Start of THE RECORDS
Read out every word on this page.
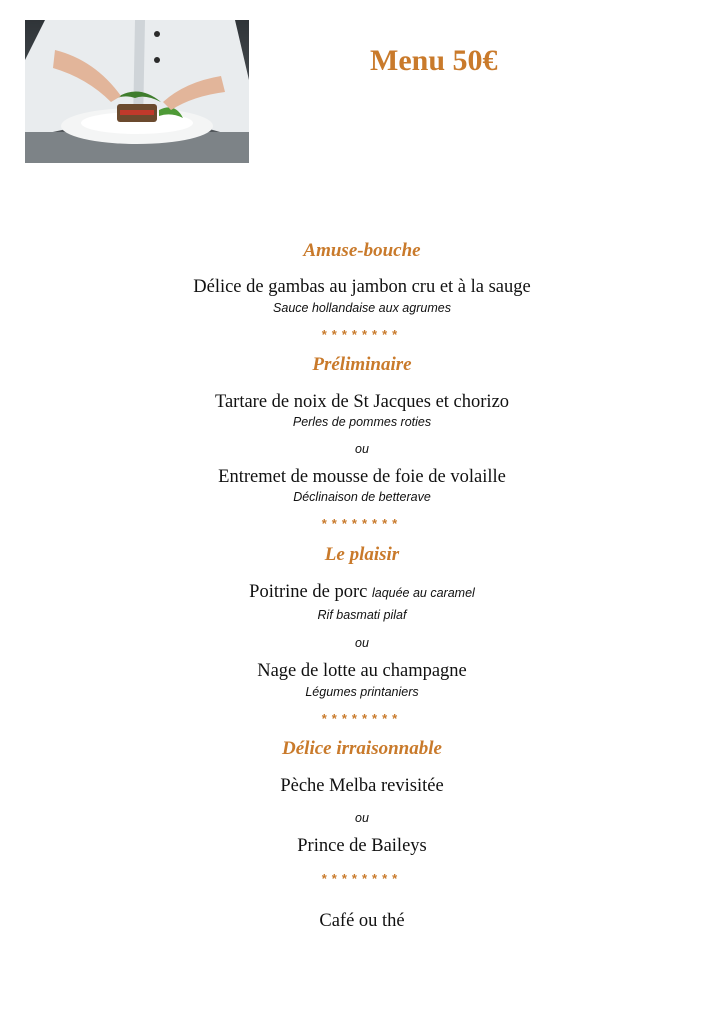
Menu 50€
Amuse-bouche
Délice de gambas au jambon cru et à la sauge
Sauce hollandaise aux agrumes
********
Préliminaire
Tartare de noix de St Jacques et chorizo
Perles de pommes roties
ou
Entremet de mousse de foie de volaille
Déclinaison de betterave
********
Le plaisir
Poitrine de porc laquée au caramel
Rif basmati pilaf
ou
Nage de lotte au champagne
Légumes printaniers
********
Délice irraisonnable
Pèche Melba revisitée
ou
Prince de Baileys
********
Café ou thé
End of THE RECORDS
• **EXERCISE REQUIREMENTS**: Reproduce each line exactly as it appears, omitting the pictures.

• **THE OUTPUT**:
Read out every word on this page.
Menu 50€
Amuse-bouche
Délice de gambas au jambon cru et à la sauge
Sauce hollandaise aux agrumes
********
Préliminaire
Tartare de noix de St Jacques et chorizo
Perles de pommes roties
ou
Entremet de mousse de foie de volaille
Déclinaison de betterave
********
Le plaisir
Poitrine de porc laquée au caramel
Rif basmati pilaf
ou
Nage de lotte au champagne
Légumes printaniers
********
Délice irraisonnable
Pèche Melba revisitée
ou
Prince de Baileys
********
Café ou thé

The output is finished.